DIRECTIONS
Reproduce all of the data exactly.
— start of INPUT FOR THIS TASK —
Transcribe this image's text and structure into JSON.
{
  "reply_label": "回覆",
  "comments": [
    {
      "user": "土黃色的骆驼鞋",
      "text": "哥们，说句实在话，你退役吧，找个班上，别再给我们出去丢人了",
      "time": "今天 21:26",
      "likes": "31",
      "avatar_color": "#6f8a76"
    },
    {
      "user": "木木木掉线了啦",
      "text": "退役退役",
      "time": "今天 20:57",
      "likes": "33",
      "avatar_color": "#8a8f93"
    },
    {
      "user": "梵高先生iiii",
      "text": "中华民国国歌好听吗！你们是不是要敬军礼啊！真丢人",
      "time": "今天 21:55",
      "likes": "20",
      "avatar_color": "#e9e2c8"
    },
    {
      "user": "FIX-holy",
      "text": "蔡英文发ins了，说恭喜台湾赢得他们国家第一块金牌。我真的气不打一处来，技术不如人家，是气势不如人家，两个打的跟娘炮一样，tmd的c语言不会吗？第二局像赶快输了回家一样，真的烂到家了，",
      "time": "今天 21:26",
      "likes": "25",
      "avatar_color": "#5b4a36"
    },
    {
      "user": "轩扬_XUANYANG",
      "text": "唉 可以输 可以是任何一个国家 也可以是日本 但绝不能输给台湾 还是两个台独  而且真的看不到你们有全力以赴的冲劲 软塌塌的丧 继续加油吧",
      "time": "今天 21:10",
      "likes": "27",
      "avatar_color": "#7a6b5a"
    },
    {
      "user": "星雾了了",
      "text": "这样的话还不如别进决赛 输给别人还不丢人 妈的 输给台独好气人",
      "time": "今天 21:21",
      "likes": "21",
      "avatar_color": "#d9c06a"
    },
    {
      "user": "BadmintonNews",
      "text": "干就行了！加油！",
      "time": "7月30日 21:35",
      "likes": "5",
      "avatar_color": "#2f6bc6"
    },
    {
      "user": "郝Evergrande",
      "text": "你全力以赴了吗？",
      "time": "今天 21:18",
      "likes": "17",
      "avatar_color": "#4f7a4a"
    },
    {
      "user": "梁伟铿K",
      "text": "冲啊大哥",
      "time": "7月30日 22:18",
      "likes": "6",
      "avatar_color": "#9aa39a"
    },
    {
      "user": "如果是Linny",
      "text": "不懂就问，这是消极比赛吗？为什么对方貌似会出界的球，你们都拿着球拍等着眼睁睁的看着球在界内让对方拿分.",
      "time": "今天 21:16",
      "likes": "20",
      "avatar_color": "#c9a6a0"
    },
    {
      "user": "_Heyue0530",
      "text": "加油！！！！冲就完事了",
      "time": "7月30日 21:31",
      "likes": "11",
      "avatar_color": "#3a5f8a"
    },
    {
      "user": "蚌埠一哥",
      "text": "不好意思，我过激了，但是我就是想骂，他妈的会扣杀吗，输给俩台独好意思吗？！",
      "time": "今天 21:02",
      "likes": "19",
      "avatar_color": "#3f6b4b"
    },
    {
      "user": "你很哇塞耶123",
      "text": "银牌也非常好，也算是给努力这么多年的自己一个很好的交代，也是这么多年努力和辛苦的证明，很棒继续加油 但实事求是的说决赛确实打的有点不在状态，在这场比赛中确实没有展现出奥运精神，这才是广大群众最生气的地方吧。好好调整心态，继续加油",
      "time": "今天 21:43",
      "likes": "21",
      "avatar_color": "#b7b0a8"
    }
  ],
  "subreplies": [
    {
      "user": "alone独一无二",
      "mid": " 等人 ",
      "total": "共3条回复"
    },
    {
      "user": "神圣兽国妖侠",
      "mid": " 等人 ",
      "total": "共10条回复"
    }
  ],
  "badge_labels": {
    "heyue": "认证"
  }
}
— end of INPUT FOR THIS TASK —
SOLUTION TO THIS EXERCISE
Transcribe this image's text and structure into JSON.
{
  "reply_label": "回覆",
  "comments": [
    {
      "user": "土黃色的骆驼鞋",
      "text": "哥们，说句实在话，你退役吧，找个班上，别再给我们出去丢人了",
      "time": "今天 21:26",
      "likes": "31",
      "avatar_color": "#6f8a76"
    },
    {
      "user": "木木木掉线了啦",
      "text": "退役退役",
      "time": "今天 20:57",
      "likes": "33",
      "avatar_color": "#8a8f93"
    },
    {
      "user": "梵高先生iiii",
      "text": "中华民国国歌好听吗！你们是不是要敬军礼啊！真丢人",
      "time": "今天 21:55",
      "likes": "20",
      "avatar_color": "#e9e2c8"
    },
    {
      "user": "FIX-holy",
      "text": "蔡英文发ins了，说恭喜台湾赢得他们国家第一块金牌。我真的气不打一处来，技术不如人家，是气势不如人家，两个打的跟娘炮一样，tmd的c语言不会吗？第二局像赶快输了回家一样，真的烂到家了，",
      "time": "今天 21:26",
      "likes": "25",
      "avatar_color": "#5b4a36"
    },
    {
      "user": "轩扬_XUANYANG",
      "text": "唉 可以输 可以是任何一个国家 也可以是日本 但绝不能输给台湾 还是两个台独  而且真的看不到你们有全力以赴的冲劲 软塌塌的丧 继续加油吧",
      "time": "今天 21:10",
      "likes": "27",
      "avatar_color": "#7a6b5a"
    },
    {
      "user": "星雾了了",
      "text": "这样的话还不如别进决赛 输给别人还不丢人 妈的 输给台独好气人",
      "time": "今天 21:21",
      "likes": "21",
      "avatar_color": "#d9c06a"
    },
    {
      "user": "BadmintonNews",
      "text": "干就行了！加油！",
      "time": "7月30日 21:35",
      "likes": "5",
      "avatar_color": "#2f6bc6"
    },
    {
      "user": "郝Evergrande",
      "text": "你全力以赴了吗？",
      "time": "今天 21:18",
      "likes": "17",
      "avatar_color": "#4f7a4a"
    },
    {
      "user": "梁伟铿K",
      "text": "冲啊大哥",
      "time": "7月30日 22:18",
      "likes": "6",
      "avatar_color": "#9aa39a"
    },
    {
      "user": "如果是Linny",
      "text": "不懂就问，这是消极比赛吗？为什么对方貌似会出界的球，你们都拿着球拍等着眼睁睁的看着球在界内让对方拿分.",
      "time": "今天 21:16",
      "likes": "20",
      "avatar_color": "#c9a6a0"
    },
    {
      "user": "_Heyue0530",
      "text": "加油！！！！冲就完事了",
      "time": "7月30日 21:31",
      "likes": "11",
      "avatar_color": "#3a5f8a"
    },
    {
      "user": "蚌埠一哥",
      "text": "不好意思，我过激了，但是我就是想骂，他妈的会扣杀吗，输给俩台独好意思吗？！",
      "time": "今天 21:02",
      "likes": "19",
      "avatar_color": "#3f6b4b"
    },
    {
      "user": "你很哇塞耶123",
      "text": "银牌也非常好，也算是给努力这么多年的自己一个很好的交代，也是这么多年努力和辛苦的证明，很棒继续加油 但实事求是的说决赛确实打的有点不在状态，在这场比赛中确实没有展现出奥运精神，这才是广大群众最生气的地方吧。好好调整心态，继续加油",
      "time": "今天 21:43",
      "likes": "21",
      "avatar_color": "#b7b0a8"
    }
  ],
  "subreplies": [
    {
      "user": "alone独一无二",
      "mid": " 等人 ",
      "total": "共3条回复"
    },
    {
      "user": "神圣兽国妖侠",
      "mid": " 等人 ",
      "total": "共10条回复"
    }
  ],
  "badge_labels": {
    "heyue": "认证"
  }
}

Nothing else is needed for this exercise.